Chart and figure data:
** BEGIN **
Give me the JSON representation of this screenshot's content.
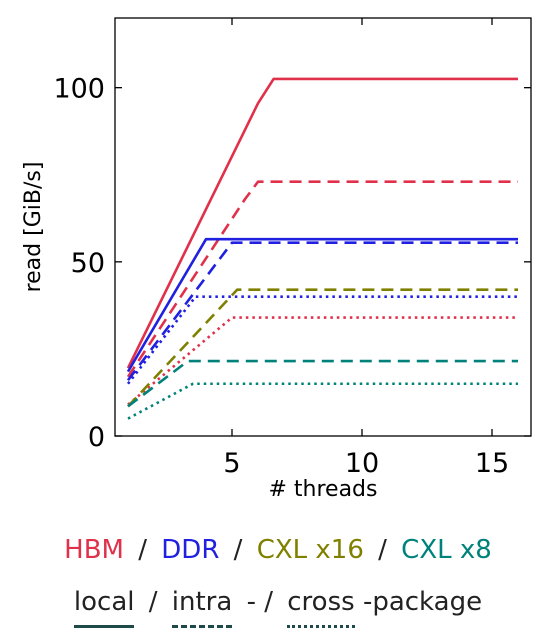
{
  "chart_data": {
    "type": "line",
    "title": "",
    "xlabel": "# threads",
    "ylabel": "read [GiB/s]",
    "xlim": [
      0.5,
      16.5
    ],
    "ylim": [
      0,
      120
    ],
    "xticks": [
      5,
      10,
      15
    ],
    "yticks": [
      0,
      50,
      100
    ],
    "xtick_labels": [
      "5",
      "10",
      "15"
    ],
    "ytick_labels": [
      "0",
      "50",
      "100"
    ],
    "grid": false,
    "series": [
      {
        "memory": "HBM",
        "placement": "local",
        "color": "#e0304a",
        "style": "solid",
        "x": [
          1,
          6,
          6.6,
          16
        ],
        "y": [
          19.5,
          95.5,
          102.5,
          102.5
        ]
      },
      {
        "memory": "HBM",
        "placement": "intra",
        "color": "#e0304a",
        "style": "dashed",
        "x": [
          1,
          5.5,
          6,
          16
        ],
        "y": [
          17,
          68,
          73,
          73
        ]
      },
      {
        "memory": "HBM",
        "placement": "cross",
        "color": "#e0304a",
        "style": "dotted",
        "x": [
          1,
          5,
          16
        ],
        "y": [
          9,
          34,
          34
        ]
      },
      {
        "memory": "DDR",
        "placement": "local",
        "color": "#2020e0",
        "style": "solid",
        "x": [
          1,
          4,
          16
        ],
        "y": [
          18.5,
          56.5,
          56.5
        ]
      },
      {
        "memory": "DDR",
        "placement": "intra",
        "color": "#2020e0",
        "style": "dashed",
        "x": [
          1,
          5,
          16
        ],
        "y": [
          16,
          55.5,
          55.5
        ]
      },
      {
        "memory": "DDR",
        "placement": "cross",
        "color": "#2020e0",
        "style": "dotted",
        "x": [
          1,
          3.6,
          16
        ],
        "y": [
          15,
          40,
          40
        ]
      },
      {
        "memory": "CXL x16",
        "placement": "intra",
        "color": "#808000",
        "style": "dashed",
        "x": [
          1,
          5.2,
          16
        ],
        "y": [
          8.5,
          42,
          42
        ]
      },
      {
        "memory": "CXL x8",
        "placement": "intra",
        "color": "#00827a",
        "style": "dashed",
        "x": [
          1,
          3.3,
          16
        ],
        "y": [
          8.5,
          21.5,
          21.5
        ]
      },
      {
        "memory": "CXL x8",
        "placement": "cross",
        "color": "#00827a",
        "style": "dotted",
        "x": [
          1,
          3.5,
          16
        ],
        "y": [
          5,
          15,
          15
        ]
      }
    ]
  },
  "legend": {
    "memory": [
      {
        "label": "HBM",
        "color": "#e0304a"
      },
      {
        "label": "DDR",
        "color": "#2020e0"
      },
      {
        "label": "CXL x16",
        "color": "#808000"
      },
      {
        "label": "CXL x8",
        "color": "#00827a"
      }
    ],
    "separator": "/",
    "styles": {
      "local": "local",
      "sep1": "/",
      "intra": "intra",
      "sep2": "- /",
      "cross": "cross",
      "suffix": "-package"
    }
  }
}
** END **
- _WRITTEN INSTRUCTION_: Repeat each record exactly as shown above, dropping all images.

- _FINISHED EXERCISE_:
Give me the JSON representation of this screenshot's content.
{
  "chart_data": {
    "type": "line",
    "title": "",
    "xlabel": "# threads",
    "ylabel": "read [GiB/s]",
    "xlim": [
      0.5,
      16.5
    ],
    "ylim": [
      0,
      120
    ],
    "xticks": [
      5,
      10,
      15
    ],
    "yticks": [
      0,
      50,
      100
    ],
    "xtick_labels": [
      "5",
      "10",
      "15"
    ],
    "ytick_labels": [
      "0",
      "50",
      "100"
    ],
    "grid": false,
    "series": [
      {
        "memory": "HBM",
        "placement": "local",
        "color": "#e0304a",
        "style": "solid",
        "x": [
          1,
          6,
          6.6,
          16
        ],
        "y": [
          19.5,
          95.5,
          102.5,
          102.5
        ]
      },
      {
        "memory": "HBM",
        "placement": "intra",
        "color": "#e0304a",
        "style": "dashed",
        "x": [
          1,
          5.5,
          6,
          16
        ],
        "y": [
          17,
          68,
          73,
          73
        ]
      },
      {
        "memory": "HBM",
        "placement": "cross",
        "color": "#e0304a",
        "style": "dotted",
        "x": [
          1,
          5,
          16
        ],
        "y": [
          9,
          34,
          34
        ]
      },
      {
        "memory": "DDR",
        "placement": "local",
        "color": "#2020e0",
        "style": "solid",
        "x": [
          1,
          4,
          16
        ],
        "y": [
          18.5,
          56.5,
          56.5
        ]
      },
      {
        "memory": "DDR",
        "placement": "intra",
        "color": "#2020e0",
        "style": "dashed",
        "x": [
          1,
          5,
          16
        ],
        "y": [
          16,
          55.5,
          55.5
        ]
      },
      {
        "memory": "DDR",
        "placement": "cross",
        "color": "#2020e0",
        "style": "dotted",
        "x": [
          1,
          3.6,
          16
        ],
        "y": [
          15,
          40,
          40
        ]
      },
      {
        "memory": "CXL x16",
        "placement": "intra",
        "color": "#808000",
        "style": "dashed",
        "x": [
          1,
          5.2,
          16
        ],
        "y": [
          8.5,
          42,
          42
        ]
      },
      {
        "memory": "CXL x8",
        "placement": "intra",
        "color": "#00827a",
        "style": "dashed",
        "x": [
          1,
          3.3,
          16
        ],
        "y": [
          8.5,
          21.5,
          21.5
        ]
      },
      {
        "memory": "CXL x8",
        "placement": "cross",
        "color": "#00827a",
        "style": "dotted",
        "x": [
          1,
          3.5,
          16
        ],
        "y": [
          5,
          15,
          15
        ]
      }
    ]
  },
  "legend": {
    "memory": [
      {
        "label": "HBM",
        "color": "#e0304a"
      },
      {
        "label": "DDR",
        "color": "#2020e0"
      },
      {
        "label": "CXL x16",
        "color": "#808000"
      },
      {
        "label": "CXL x8",
        "color": "#00827a"
      }
    ],
    "separator": "/",
    "styles": {
      "local": "local",
      "sep1": "/",
      "intra": "intra",
      "sep2": "- /",
      "cross": "cross",
      "suffix": "-package"
    }
  }
}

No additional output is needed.